▸ **What is needed**: Copy each line where the word "incl" occurs.

Figure dataset records
>> Begin
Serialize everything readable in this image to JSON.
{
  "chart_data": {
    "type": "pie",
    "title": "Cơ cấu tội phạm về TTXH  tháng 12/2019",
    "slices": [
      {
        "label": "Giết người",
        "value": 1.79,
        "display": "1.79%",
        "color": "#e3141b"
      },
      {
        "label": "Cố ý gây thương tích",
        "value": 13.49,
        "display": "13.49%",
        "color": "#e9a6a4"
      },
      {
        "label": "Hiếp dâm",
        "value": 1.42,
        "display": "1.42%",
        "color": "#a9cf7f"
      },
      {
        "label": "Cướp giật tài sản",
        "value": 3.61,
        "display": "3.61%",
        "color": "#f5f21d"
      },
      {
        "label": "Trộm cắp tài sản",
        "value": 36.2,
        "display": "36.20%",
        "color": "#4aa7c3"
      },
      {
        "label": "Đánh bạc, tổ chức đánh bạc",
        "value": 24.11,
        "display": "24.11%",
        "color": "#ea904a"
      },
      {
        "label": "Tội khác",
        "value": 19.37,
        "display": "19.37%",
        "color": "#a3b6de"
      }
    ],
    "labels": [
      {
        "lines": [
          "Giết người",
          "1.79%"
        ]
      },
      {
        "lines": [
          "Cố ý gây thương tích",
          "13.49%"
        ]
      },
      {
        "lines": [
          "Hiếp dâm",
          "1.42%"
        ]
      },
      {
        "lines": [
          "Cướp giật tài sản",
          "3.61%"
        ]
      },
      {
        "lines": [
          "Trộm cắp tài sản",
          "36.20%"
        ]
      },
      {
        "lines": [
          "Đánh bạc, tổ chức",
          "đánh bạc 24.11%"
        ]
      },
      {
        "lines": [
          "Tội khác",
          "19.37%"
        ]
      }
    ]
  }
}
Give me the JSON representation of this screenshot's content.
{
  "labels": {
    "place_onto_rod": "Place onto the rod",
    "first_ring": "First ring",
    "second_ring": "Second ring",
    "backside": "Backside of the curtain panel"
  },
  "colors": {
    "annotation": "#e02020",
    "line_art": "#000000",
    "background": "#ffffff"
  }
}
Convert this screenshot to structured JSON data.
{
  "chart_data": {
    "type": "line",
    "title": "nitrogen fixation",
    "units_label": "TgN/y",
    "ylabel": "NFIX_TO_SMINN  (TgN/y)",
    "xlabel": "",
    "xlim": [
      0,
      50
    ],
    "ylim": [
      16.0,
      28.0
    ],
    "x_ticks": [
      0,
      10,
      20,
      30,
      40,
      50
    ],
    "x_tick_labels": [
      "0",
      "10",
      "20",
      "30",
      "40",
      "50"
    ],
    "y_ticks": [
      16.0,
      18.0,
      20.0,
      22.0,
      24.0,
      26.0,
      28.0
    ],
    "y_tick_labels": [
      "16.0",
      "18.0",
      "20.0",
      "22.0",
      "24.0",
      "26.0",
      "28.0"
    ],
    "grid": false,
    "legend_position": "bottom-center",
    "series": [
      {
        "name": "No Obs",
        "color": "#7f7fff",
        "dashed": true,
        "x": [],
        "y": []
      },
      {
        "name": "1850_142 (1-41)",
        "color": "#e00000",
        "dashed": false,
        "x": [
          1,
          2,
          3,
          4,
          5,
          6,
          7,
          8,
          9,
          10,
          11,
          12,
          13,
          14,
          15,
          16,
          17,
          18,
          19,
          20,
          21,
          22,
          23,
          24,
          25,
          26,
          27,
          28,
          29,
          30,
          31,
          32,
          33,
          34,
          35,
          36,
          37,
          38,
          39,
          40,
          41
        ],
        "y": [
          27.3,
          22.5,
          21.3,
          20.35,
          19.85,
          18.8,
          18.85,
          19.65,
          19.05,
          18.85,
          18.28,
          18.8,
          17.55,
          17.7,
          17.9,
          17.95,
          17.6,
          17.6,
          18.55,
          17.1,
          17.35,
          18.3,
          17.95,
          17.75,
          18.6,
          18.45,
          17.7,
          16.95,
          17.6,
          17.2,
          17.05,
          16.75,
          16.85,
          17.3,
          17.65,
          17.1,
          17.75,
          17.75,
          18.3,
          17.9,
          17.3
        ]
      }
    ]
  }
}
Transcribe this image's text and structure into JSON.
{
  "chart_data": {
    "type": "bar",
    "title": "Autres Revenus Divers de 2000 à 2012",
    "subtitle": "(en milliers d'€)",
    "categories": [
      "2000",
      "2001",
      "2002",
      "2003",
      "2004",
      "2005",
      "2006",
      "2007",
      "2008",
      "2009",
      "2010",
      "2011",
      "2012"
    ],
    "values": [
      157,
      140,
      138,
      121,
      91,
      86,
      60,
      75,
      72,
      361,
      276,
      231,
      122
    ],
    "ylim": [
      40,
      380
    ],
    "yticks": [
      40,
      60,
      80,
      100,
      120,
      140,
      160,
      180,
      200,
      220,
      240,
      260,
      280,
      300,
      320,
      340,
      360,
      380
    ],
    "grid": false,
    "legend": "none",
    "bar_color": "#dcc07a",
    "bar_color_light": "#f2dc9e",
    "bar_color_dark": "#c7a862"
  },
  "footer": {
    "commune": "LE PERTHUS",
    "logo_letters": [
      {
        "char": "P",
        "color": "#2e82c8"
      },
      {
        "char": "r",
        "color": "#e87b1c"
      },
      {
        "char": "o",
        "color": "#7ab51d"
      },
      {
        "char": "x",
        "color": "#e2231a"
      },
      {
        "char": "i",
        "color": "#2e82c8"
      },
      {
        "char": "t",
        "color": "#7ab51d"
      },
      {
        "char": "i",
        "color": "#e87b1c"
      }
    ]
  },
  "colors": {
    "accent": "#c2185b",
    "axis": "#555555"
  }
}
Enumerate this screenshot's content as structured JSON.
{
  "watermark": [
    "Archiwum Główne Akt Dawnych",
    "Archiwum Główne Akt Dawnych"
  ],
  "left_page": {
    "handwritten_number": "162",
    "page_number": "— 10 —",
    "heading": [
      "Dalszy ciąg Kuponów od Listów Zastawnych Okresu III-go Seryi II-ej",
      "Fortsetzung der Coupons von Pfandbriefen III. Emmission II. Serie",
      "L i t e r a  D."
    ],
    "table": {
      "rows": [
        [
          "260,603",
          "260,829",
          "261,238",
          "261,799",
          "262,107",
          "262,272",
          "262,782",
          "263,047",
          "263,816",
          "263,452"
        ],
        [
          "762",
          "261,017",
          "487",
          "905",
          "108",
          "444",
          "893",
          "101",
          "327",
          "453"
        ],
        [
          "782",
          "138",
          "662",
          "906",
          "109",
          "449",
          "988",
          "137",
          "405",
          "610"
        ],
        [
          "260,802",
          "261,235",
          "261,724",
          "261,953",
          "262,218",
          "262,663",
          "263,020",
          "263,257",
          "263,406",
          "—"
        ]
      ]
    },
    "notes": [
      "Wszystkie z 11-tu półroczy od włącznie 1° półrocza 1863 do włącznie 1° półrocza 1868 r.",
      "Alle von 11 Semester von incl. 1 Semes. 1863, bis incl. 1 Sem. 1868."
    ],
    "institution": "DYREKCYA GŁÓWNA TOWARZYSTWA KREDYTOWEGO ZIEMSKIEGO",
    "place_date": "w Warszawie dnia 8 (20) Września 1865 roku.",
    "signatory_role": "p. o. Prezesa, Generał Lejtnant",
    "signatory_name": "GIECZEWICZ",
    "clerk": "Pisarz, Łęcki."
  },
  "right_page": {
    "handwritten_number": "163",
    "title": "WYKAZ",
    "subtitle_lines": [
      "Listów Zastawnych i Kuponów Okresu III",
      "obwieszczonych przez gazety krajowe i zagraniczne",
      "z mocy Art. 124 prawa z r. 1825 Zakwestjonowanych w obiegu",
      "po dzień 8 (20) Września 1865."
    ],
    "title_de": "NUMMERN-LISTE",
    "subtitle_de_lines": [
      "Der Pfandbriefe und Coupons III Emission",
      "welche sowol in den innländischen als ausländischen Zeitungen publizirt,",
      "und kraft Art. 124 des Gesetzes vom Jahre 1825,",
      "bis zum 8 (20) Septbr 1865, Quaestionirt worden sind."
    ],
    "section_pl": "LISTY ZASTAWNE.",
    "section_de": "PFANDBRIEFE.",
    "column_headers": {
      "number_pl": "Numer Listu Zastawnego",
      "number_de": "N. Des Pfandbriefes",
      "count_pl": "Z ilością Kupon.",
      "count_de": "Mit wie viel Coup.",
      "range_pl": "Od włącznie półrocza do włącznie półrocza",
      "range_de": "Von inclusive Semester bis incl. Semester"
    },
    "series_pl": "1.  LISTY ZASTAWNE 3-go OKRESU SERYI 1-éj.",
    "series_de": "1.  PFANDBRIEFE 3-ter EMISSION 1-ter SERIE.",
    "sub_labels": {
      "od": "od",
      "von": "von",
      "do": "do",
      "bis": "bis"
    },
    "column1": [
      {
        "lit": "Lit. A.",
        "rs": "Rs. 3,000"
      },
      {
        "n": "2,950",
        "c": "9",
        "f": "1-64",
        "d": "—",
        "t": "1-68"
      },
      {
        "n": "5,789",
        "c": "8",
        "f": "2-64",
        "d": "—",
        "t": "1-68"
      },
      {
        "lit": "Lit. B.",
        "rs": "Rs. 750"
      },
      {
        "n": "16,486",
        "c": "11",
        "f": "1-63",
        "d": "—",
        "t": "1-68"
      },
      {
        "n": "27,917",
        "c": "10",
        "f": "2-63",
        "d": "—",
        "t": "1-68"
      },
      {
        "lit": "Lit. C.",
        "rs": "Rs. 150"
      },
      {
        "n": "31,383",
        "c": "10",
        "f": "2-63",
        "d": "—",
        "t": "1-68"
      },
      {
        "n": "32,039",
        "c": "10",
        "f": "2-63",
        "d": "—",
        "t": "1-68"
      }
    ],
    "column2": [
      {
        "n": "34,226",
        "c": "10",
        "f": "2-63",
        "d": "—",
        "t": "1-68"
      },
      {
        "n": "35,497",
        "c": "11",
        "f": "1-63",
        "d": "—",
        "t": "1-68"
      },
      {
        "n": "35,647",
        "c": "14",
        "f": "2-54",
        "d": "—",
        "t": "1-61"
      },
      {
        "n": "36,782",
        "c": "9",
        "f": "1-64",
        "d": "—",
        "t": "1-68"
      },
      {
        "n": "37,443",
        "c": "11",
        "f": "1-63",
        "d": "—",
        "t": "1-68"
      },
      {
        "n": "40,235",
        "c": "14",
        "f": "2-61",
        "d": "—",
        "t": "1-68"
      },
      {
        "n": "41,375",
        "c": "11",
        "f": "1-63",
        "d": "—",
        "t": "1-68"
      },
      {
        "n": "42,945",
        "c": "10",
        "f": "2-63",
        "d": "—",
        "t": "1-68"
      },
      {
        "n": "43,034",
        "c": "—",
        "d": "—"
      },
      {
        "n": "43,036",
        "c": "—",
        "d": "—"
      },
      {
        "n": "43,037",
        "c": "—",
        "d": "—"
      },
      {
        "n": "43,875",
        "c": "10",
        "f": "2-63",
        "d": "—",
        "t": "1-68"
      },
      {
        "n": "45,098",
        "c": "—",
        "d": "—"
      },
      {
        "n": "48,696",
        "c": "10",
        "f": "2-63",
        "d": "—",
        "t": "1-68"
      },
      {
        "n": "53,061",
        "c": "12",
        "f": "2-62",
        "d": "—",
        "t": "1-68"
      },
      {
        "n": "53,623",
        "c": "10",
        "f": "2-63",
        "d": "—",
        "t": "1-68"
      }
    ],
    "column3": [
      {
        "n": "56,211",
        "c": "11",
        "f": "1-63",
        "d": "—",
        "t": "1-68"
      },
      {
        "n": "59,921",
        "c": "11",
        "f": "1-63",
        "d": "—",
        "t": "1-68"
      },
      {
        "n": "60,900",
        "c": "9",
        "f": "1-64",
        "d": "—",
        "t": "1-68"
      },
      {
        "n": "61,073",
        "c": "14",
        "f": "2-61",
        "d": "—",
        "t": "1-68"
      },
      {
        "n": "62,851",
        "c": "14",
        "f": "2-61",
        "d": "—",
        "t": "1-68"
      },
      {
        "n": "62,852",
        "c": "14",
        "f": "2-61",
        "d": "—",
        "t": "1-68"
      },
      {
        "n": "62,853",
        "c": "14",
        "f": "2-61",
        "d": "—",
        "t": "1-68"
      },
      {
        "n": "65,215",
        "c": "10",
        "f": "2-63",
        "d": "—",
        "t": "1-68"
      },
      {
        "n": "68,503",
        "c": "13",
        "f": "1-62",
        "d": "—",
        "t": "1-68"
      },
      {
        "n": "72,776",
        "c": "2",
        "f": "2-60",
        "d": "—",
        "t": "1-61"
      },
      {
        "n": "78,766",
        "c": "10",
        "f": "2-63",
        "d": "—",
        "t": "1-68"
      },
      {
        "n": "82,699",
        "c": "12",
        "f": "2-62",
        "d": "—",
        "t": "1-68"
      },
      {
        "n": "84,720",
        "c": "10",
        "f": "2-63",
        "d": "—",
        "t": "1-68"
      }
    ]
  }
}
>> End
▸ **Exercise output**:
      "Alle von 11 Semester von incl. 1 Semes. 1863, bis incl. 1 Sem. 1868."
      "range_de": "Von inclusive Semester bis incl. Semester"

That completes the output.